§ Task instructions
Omit the images, then output each of the records below exactly.

§ §

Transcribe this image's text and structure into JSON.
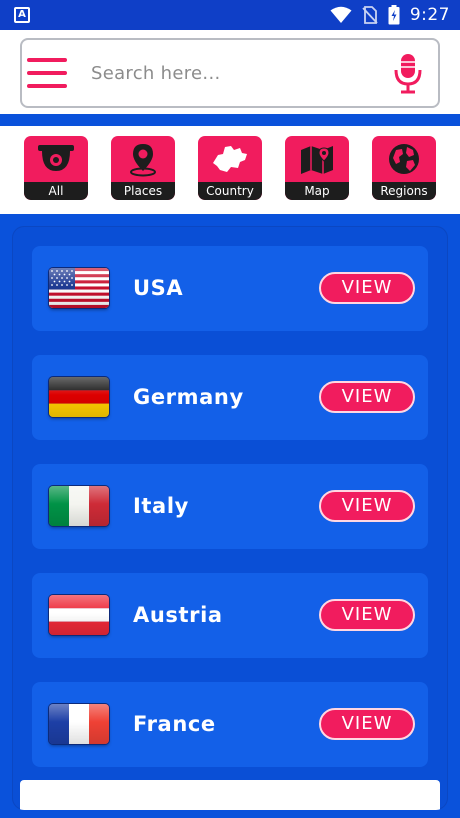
{
  "status_bar": {
    "app_badge": "A",
    "time": "9:27"
  },
  "search": {
    "placeholder": "Search here...",
    "value": ""
  },
  "categories": [
    {
      "label": "All",
      "icon": "cctv-camera-icon"
    },
    {
      "label": "Places",
      "icon": "map-pin-icon"
    },
    {
      "label": "Country",
      "icon": "country-shape-icon"
    },
    {
      "label": "Map",
      "icon": "folded-map-icon"
    },
    {
      "label": "Regions",
      "icon": "globe-icon"
    }
  ],
  "countries": [
    {
      "name": "USA",
      "flag": "us-flag",
      "action": "VIEW"
    },
    {
      "name": "Germany",
      "flag": "germany-flag",
      "action": "VIEW"
    },
    {
      "name": "Italy",
      "flag": "italy-flag",
      "action": "VIEW"
    },
    {
      "name": "Austria",
      "flag": "austria-flag",
      "action": "VIEW"
    },
    {
      "name": "France",
      "flag": "france-flag",
      "action": "VIEW"
    }
  ],
  "colors": {
    "accent": "#f11c5e",
    "background": "#0a52db",
    "card": "#1360e8",
    "status_bar": "#0f3fc7"
  }
}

§ §

§ Problem solution
Transcribe this image's text and structure into JSON.
{
  "status_bar": {
    "app_badge": "A",
    "time": "9:27"
  },
  "search": {
    "placeholder": "Search here...",
    "value": ""
  },
  "categories": [
    {
      "label": "All",
      "icon": "cctv-camera-icon"
    },
    {
      "label": "Places",
      "icon": "map-pin-icon"
    },
    {
      "label": "Country",
      "icon": "country-shape-icon"
    },
    {
      "label": "Map",
      "icon": "folded-map-icon"
    },
    {
      "label": "Regions",
      "icon": "globe-icon"
    }
  ],
  "countries": [
    {
      "name": "USA",
      "flag": "us-flag",
      "action": "VIEW"
    },
    {
      "name": "Germany",
      "flag": "germany-flag",
      "action": "VIEW"
    },
    {
      "name": "Italy",
      "flag": "italy-flag",
      "action": "VIEW"
    },
    {
      "name": "Austria",
      "flag": "austria-flag",
      "action": "VIEW"
    },
    {
      "name": "France",
      "flag": "france-flag",
      "action": "VIEW"
    }
  ],
  "colors": {
    "accent": "#f11c5e",
    "background": "#0a52db",
    "card": "#1360e8",
    "status_bar": "#0f3fc7"
  }
}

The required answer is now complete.